» Aim: In the records, from the start through the line containing "y-tick-label-1: $1,000 (21, 281, 64, 295)", substitute "sea-view" for every "ocean-view" and write out that stretch again with nothing else changed.

[Bounding box entries]

+-------+

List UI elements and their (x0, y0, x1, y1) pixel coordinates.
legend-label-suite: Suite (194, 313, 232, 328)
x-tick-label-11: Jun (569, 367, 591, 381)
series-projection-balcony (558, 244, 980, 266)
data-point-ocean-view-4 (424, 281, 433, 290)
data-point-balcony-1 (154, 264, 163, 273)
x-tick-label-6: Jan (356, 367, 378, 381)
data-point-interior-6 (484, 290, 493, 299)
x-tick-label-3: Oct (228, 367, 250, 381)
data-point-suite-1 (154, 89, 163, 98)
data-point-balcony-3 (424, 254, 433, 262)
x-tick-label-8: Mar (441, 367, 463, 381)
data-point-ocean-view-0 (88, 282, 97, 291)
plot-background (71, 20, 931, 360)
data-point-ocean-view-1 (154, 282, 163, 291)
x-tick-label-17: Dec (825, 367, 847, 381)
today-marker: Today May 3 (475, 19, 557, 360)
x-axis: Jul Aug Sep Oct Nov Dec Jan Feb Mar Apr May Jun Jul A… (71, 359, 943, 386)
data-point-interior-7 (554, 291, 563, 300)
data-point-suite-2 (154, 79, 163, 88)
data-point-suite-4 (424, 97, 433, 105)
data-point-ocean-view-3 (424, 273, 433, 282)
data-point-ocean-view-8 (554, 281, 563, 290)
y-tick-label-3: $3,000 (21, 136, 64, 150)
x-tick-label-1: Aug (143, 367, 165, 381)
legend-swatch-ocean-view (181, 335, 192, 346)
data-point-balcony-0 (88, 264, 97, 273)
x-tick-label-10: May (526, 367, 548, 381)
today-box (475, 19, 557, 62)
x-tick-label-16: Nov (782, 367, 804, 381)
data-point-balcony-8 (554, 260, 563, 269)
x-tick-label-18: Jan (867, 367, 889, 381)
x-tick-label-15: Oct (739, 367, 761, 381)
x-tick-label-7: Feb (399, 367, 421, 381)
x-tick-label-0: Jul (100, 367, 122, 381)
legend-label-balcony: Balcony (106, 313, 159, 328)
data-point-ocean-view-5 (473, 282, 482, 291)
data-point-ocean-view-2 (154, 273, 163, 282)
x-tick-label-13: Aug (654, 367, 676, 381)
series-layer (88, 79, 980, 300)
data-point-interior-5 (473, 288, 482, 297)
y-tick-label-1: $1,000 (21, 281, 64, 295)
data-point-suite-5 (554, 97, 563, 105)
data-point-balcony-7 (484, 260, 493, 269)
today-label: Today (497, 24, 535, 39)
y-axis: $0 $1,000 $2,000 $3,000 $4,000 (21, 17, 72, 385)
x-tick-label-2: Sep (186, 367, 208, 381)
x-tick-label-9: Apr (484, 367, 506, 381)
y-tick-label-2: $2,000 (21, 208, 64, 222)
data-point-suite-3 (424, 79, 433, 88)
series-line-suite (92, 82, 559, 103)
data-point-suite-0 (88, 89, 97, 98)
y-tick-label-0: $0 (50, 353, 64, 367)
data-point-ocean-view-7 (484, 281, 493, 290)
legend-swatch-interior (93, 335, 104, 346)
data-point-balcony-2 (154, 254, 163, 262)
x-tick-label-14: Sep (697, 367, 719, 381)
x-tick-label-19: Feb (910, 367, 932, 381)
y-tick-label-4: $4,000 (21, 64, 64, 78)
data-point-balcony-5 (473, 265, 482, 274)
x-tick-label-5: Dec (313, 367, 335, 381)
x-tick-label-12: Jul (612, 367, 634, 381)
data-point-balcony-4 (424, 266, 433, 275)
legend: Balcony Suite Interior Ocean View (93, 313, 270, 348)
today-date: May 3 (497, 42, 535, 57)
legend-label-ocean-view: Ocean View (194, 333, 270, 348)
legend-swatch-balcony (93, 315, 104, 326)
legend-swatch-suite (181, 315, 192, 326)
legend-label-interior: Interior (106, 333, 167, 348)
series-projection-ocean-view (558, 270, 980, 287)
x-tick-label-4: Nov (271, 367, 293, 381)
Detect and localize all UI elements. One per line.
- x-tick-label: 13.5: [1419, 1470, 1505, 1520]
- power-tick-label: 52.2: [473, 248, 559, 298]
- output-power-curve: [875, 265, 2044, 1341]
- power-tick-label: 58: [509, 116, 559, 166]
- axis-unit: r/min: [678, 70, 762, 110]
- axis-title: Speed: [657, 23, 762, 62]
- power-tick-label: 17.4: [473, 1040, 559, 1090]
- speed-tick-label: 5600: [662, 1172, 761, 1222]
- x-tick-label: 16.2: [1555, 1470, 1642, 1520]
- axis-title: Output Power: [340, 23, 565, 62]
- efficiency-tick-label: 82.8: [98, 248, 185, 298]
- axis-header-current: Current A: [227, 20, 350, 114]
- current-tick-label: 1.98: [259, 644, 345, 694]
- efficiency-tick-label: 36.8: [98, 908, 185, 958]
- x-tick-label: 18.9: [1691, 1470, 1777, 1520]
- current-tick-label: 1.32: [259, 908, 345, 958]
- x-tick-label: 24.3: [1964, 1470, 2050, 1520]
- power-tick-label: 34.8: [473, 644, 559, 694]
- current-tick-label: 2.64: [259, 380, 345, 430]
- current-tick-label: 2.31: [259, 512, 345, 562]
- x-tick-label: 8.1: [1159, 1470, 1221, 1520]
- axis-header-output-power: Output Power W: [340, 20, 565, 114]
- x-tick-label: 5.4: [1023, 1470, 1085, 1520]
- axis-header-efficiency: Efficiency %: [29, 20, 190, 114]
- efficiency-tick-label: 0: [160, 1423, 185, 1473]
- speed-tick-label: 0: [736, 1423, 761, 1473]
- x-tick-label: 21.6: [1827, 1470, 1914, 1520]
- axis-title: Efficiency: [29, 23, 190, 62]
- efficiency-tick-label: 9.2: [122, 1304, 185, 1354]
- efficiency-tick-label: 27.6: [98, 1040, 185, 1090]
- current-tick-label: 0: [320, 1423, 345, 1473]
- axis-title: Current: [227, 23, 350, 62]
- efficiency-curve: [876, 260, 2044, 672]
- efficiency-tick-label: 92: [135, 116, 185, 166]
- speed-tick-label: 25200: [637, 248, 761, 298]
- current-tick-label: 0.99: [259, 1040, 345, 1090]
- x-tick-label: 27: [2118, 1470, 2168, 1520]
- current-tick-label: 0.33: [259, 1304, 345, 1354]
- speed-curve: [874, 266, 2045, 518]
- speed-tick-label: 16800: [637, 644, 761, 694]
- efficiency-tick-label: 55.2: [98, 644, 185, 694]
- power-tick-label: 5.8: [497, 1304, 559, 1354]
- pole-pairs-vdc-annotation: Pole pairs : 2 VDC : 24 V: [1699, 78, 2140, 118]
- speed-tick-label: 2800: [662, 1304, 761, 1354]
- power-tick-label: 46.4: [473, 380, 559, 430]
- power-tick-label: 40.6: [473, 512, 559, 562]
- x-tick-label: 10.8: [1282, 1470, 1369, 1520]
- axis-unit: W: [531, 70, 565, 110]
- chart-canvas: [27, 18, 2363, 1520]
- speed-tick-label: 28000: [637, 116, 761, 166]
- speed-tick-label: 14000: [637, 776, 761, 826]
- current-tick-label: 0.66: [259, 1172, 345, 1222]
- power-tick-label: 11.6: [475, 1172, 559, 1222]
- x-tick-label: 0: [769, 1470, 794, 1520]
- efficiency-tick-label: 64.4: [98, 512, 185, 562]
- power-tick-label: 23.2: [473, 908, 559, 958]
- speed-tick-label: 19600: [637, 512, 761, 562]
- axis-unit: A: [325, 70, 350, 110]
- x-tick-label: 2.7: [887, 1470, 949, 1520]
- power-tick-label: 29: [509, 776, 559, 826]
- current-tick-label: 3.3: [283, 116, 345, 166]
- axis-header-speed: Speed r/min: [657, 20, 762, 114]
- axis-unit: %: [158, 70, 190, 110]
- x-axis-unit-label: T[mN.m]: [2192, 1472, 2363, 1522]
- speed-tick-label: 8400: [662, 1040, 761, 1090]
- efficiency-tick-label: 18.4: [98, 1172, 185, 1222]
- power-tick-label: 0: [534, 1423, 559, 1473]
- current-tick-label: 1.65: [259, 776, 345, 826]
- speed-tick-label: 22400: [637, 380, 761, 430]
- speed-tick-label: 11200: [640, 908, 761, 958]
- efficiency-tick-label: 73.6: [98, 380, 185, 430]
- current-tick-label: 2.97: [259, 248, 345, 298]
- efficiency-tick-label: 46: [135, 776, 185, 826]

+-------+

» Task result:
List UI elements and their (x0, y0, x1, y1) pixel coordinates.
legend-label-suite: Suite (194, 313, 232, 328)
x-tick-label-11: Jun (569, 367, 591, 381)
series-projection-balcony (558, 244, 980, 266)
data-point-sea-view-4 (424, 281, 433, 290)
data-point-balcony-1 (154, 264, 163, 273)
x-tick-label-6: Jan (356, 367, 378, 381)
data-point-interior-6 (484, 290, 493, 299)
x-tick-label-3: Oct (228, 367, 250, 381)
data-point-suite-1 (154, 89, 163, 98)
data-point-balcony-3 (424, 254, 433, 262)
x-tick-label-8: Mar (441, 367, 463, 381)
data-point-sea-view-0 (88, 282, 97, 291)
plot-background (71, 20, 931, 360)
data-point-sea-view-1 (154, 282, 163, 291)
x-tick-label-17: Dec (825, 367, 847, 381)
today-marker: Today May 3 (475, 19, 557, 360)
x-axis: Jul Aug Sep Oct Nov Dec Jan Feb Mar Apr May Jun Jul A… (71, 359, 943, 386)
data-point-interior-7 (554, 291, 563, 300)
data-point-suite-2 (154, 79, 163, 88)
data-point-suite-4 (424, 97, 433, 105)
data-point-sea-view-3 (424, 273, 433, 282)
data-point-sea-view-8 (554, 281, 563, 290)
y-tick-label-3: $3,000 (21, 136, 64, 150)
x-tick-label-1: Aug (143, 367, 165, 381)
legend-swatch-sea-view (181, 335, 192, 346)
data-point-balcony-0 (88, 264, 97, 273)
x-tick-label-10: May (526, 367, 548, 381)
today-box (475, 19, 557, 62)
x-tick-label-16: Nov (782, 367, 804, 381)
data-point-balcony-8 (554, 260, 563, 269)
x-tick-label-18: Jan (867, 367, 889, 381)
x-tick-label-15: Oct (739, 367, 761, 381)
x-tick-label-7: Feb (399, 367, 421, 381)
x-tick-label-0: Jul (100, 367, 122, 381)
legend-label-balcony: Balcony (106, 313, 159, 328)
data-point-sea-view-5 (473, 282, 482, 291)
data-point-sea-view-2 (154, 273, 163, 282)
x-tick-label-13: Aug (654, 367, 676, 381)
series-layer (88, 79, 980, 300)
data-point-interior-5 (473, 288, 482, 297)
y-tick-label-1: $1,000 (21, 281, 64, 295)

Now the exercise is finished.